- [Raw data]:
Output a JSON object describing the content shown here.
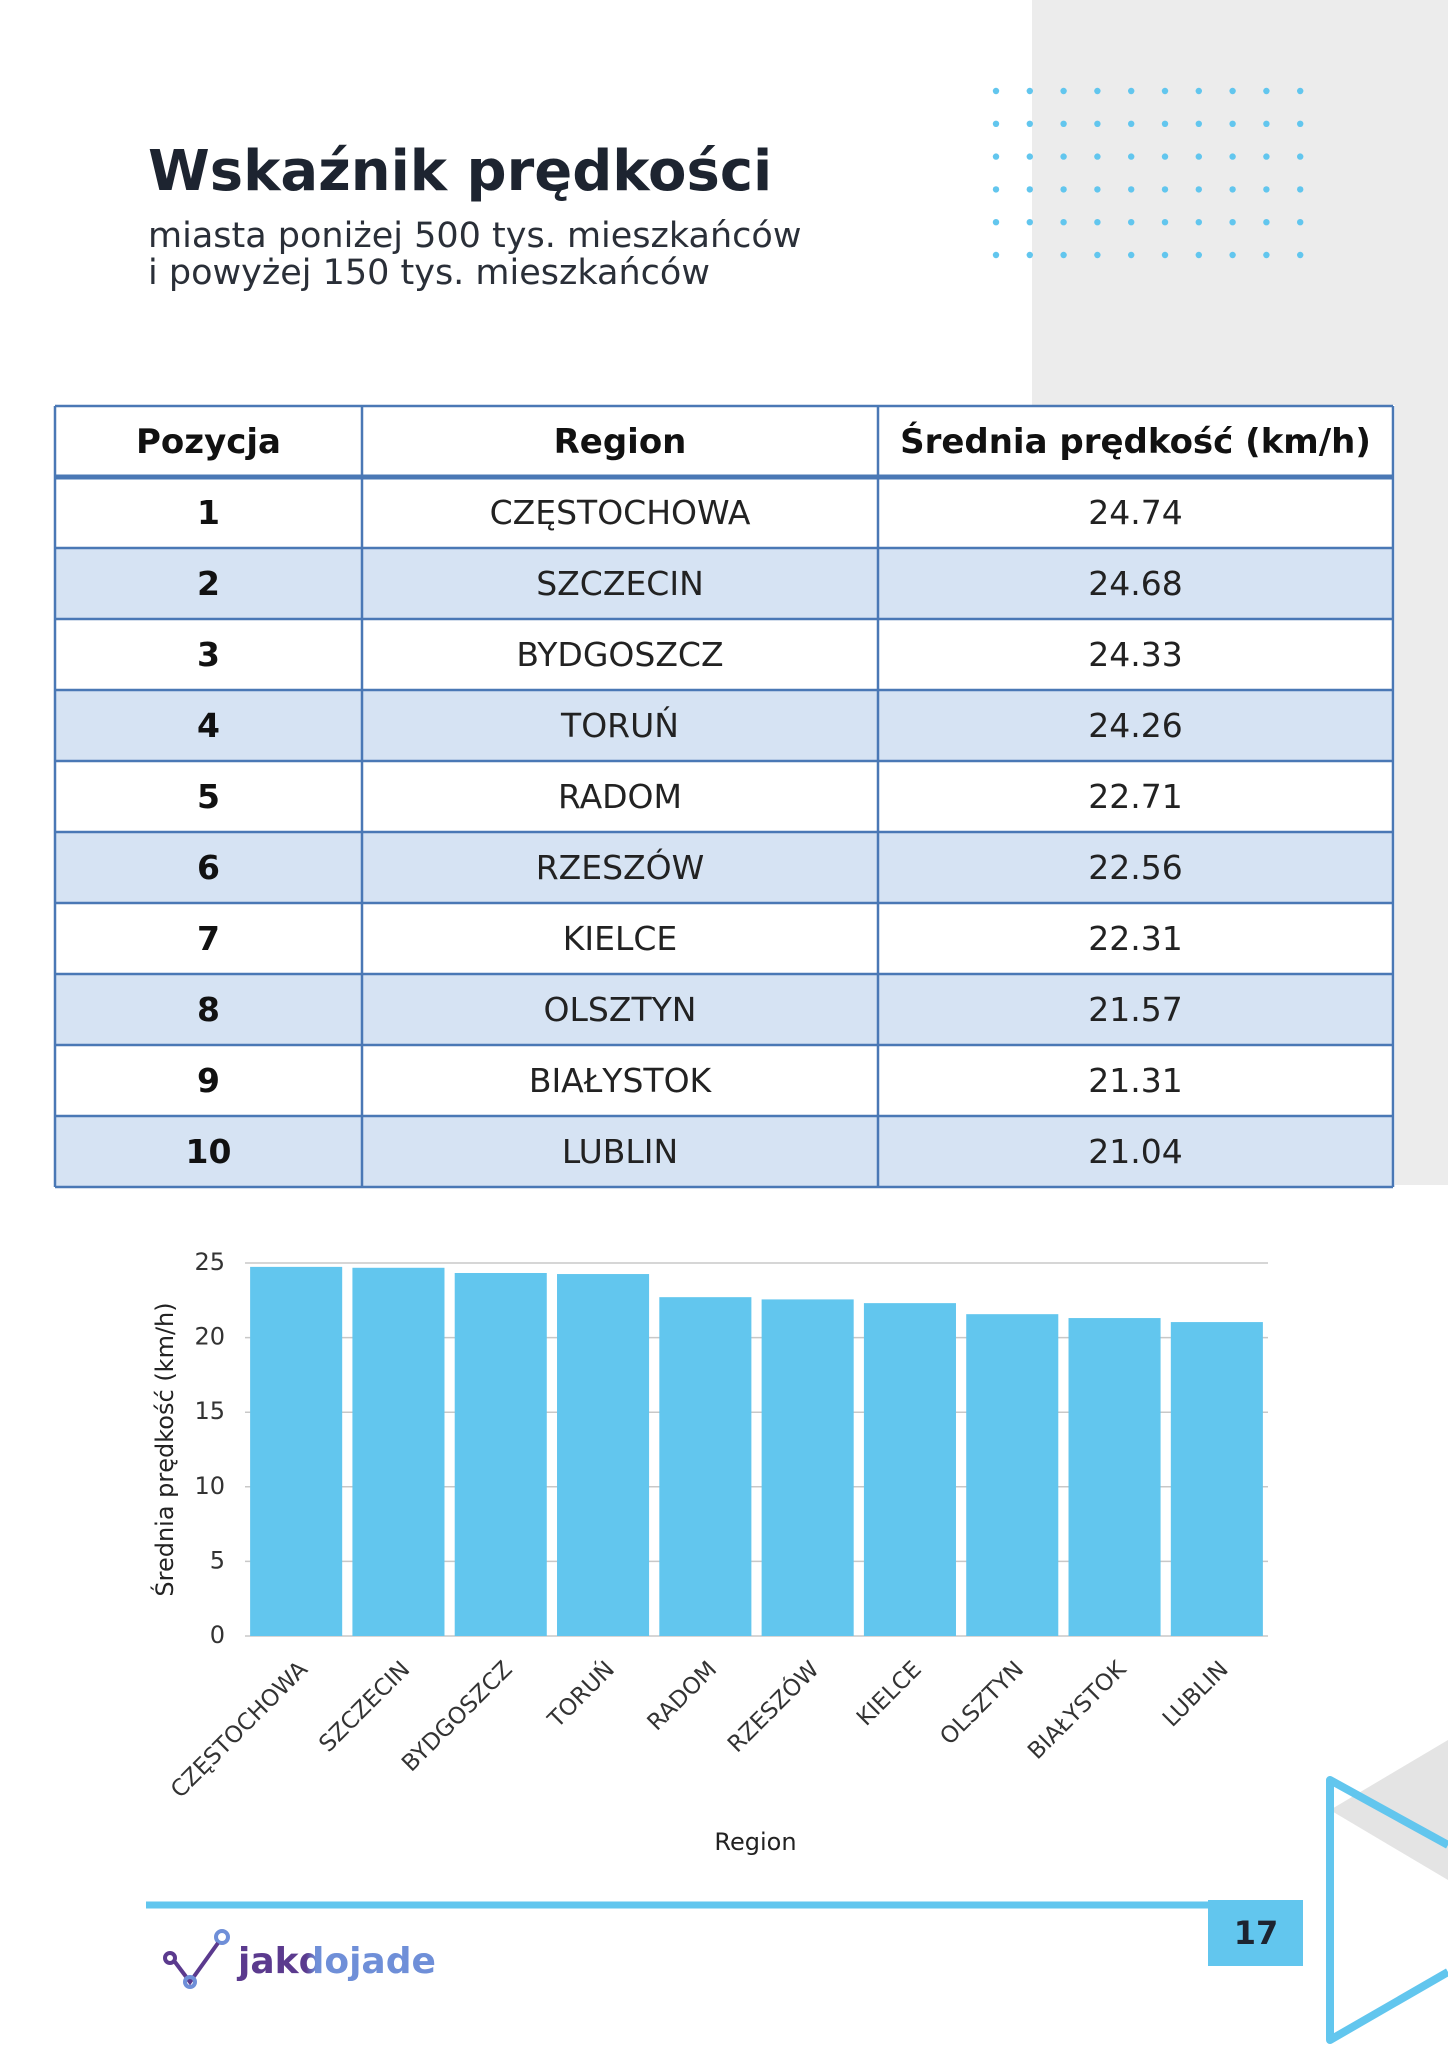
{
  "header": {
    "title": "Wskaźnik prędkości",
    "subtitle": [
      "miasta poniżej 500 tys. mieszkańców",
      "i powyżej 150 tys. mieszkańców"
    ]
  },
  "table": {
    "columns": [
      "Pozycja",
      "Region",
      "Średnia prędkość (km/h)"
    ],
    "rows": [
      [
        "1",
        "CZĘSTOCHOWA",
        "24.74"
      ],
      [
        "2",
        "SZCZECIN",
        "24.68"
      ],
      [
        "3",
        "BYDGOSZCZ",
        "24.33"
      ],
      [
        "4",
        "TORUŃ",
        "24.26"
      ],
      [
        "5",
        "RADOM",
        "22.71"
      ],
      [
        "6",
        "RZESZÓW",
        "22.56"
      ],
      [
        "7",
        "KIELCE",
        "22.31"
      ],
      [
        "8",
        "OLSZTYN",
        "21.57"
      ],
      [
        "9",
        "BIAŁYSTOK",
        "21.31"
      ],
      [
        "10",
        "LUBLIN",
        "21.04"
      ]
    ]
  },
  "chart_data": {
    "type": "bar",
    "x_label": "Region",
    "y_label": "Średnia prędkość (km/h)",
    "categories": [
      "CZĘSTOCHOWA",
      "SZCZECIN",
      "BYDGOSZCZ",
      "TORUŃ",
      "RADOM",
      "RZESZÓW",
      "KIELCE",
      "OLSZTYN",
      "BIAŁYSTOK",
      "LUBLIN"
    ],
    "values": [
      24.74,
      24.68,
      24.33,
      24.26,
      22.71,
      22.56,
      22.31,
      21.57,
      21.31,
      21.04
    ],
    "color": "#62c6ee",
    "ylim": [
      0,
      25
    ],
    "yticks": [
      0,
      5,
      10,
      15,
      20,
      25
    ],
    "grid": true
  },
  "footer": {
    "logo": "jakdojade",
    "page_number": "17"
  }
}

- [Set task]: All lines above with "mieszkańców" in them should be returned.

- [Answer in full]:
      "miasta poniżej 500 tys. mieszkańców",
      "i powyżej 150 tys. mieszkańców"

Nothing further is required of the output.